What is being asked: In the entries below, find every line with "Power" and copy it.

Records provided:
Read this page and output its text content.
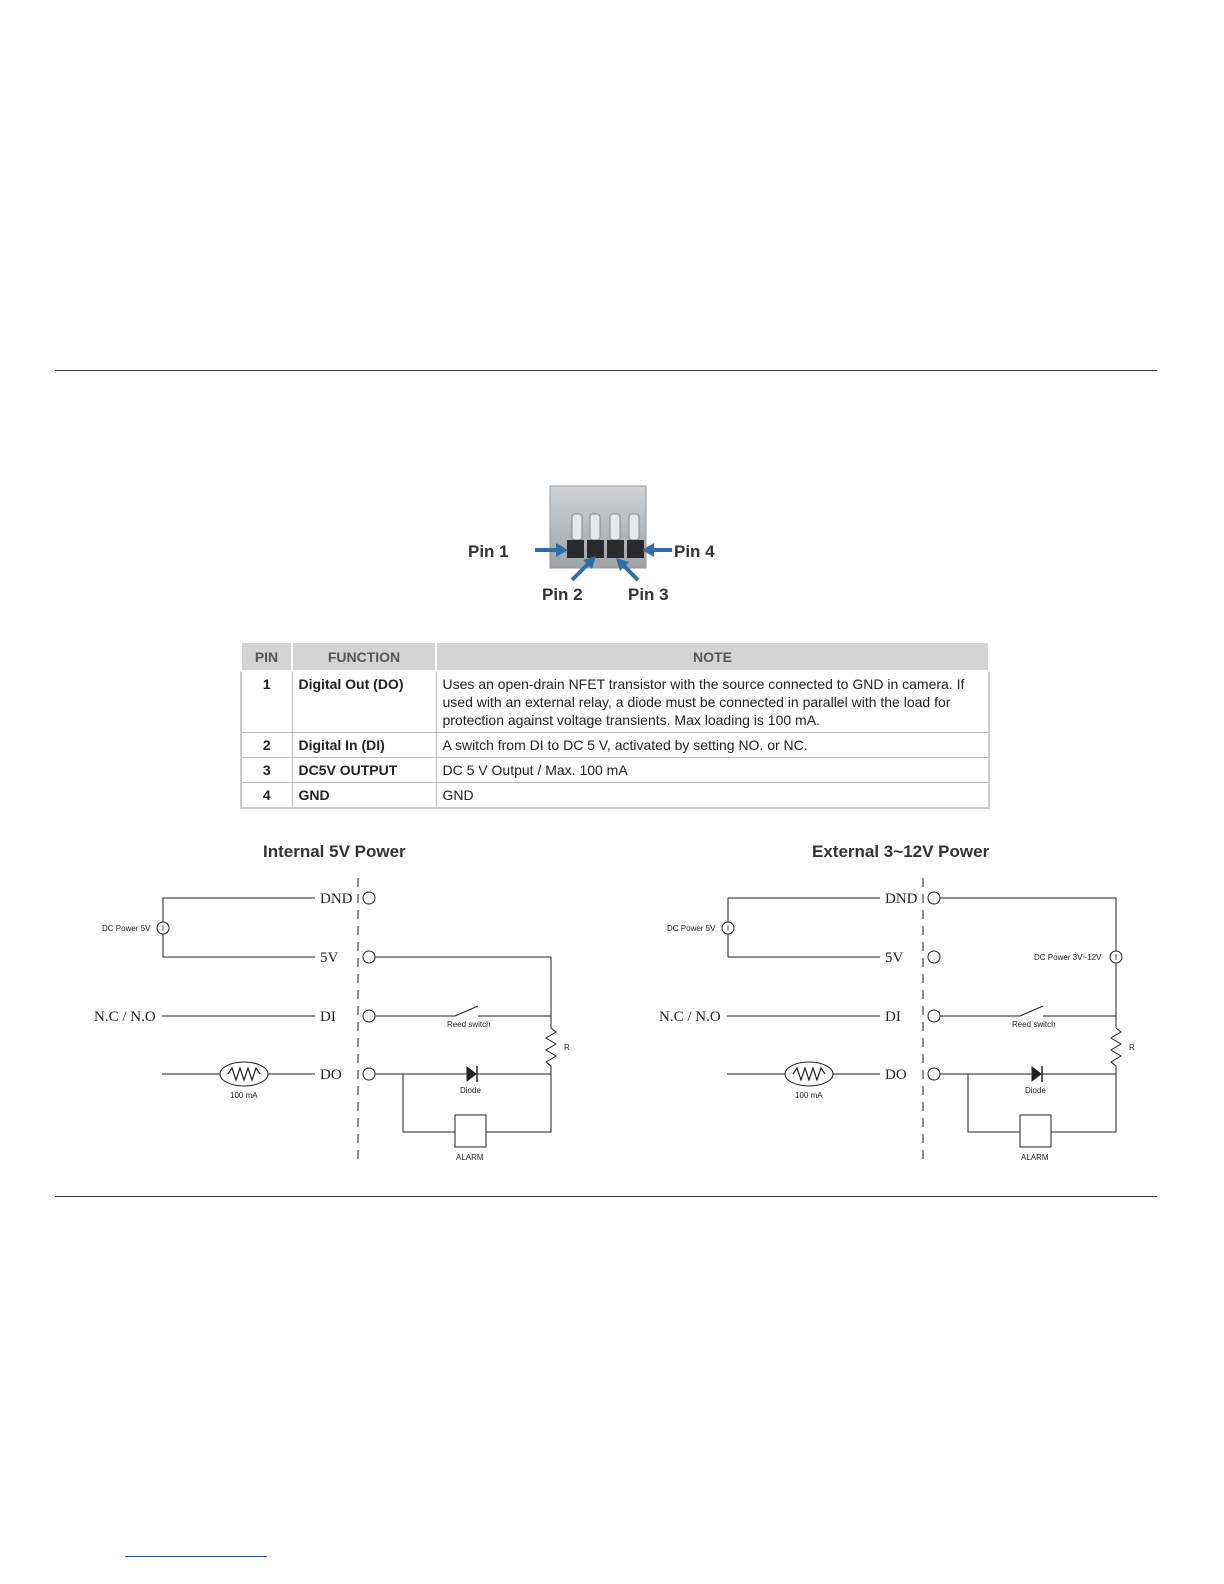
Pin 1	Pin 4
Pin 2	Pin 3
PIN	FUNCTION	NOTE
1	Digital Out (DO)	Uses an open-drain NFET transistor with the source connected to GND in camera. If used with an external relay, a diode must be connected in parallel with the load for protection against voltage transients. Max loading is 100 mA.
2	Digital In (DI)	A switch from DI to DC 5 V, activated by setting NO. or NC.
3	DC5V OUTPUT	DC 5 V Output / Max. 100 mA
4	GND	GND
Internal 5V Power
DC Power 5V
DND
5V
DI
DO
N.C / N.O
R
Reed switch
100 mA
Diode
ALARM
External 3~12V Power
DC Power 5V
DND
5V
DI
DO
N.C / N.O
DC Power 3V~12V
R
Reed switch
100 mA
Diode
ALARM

Result of this exercise:
Internal 5V Power
DC Power 5V
External 3~12V Power
DC Power 5V
DC Power 3V~12V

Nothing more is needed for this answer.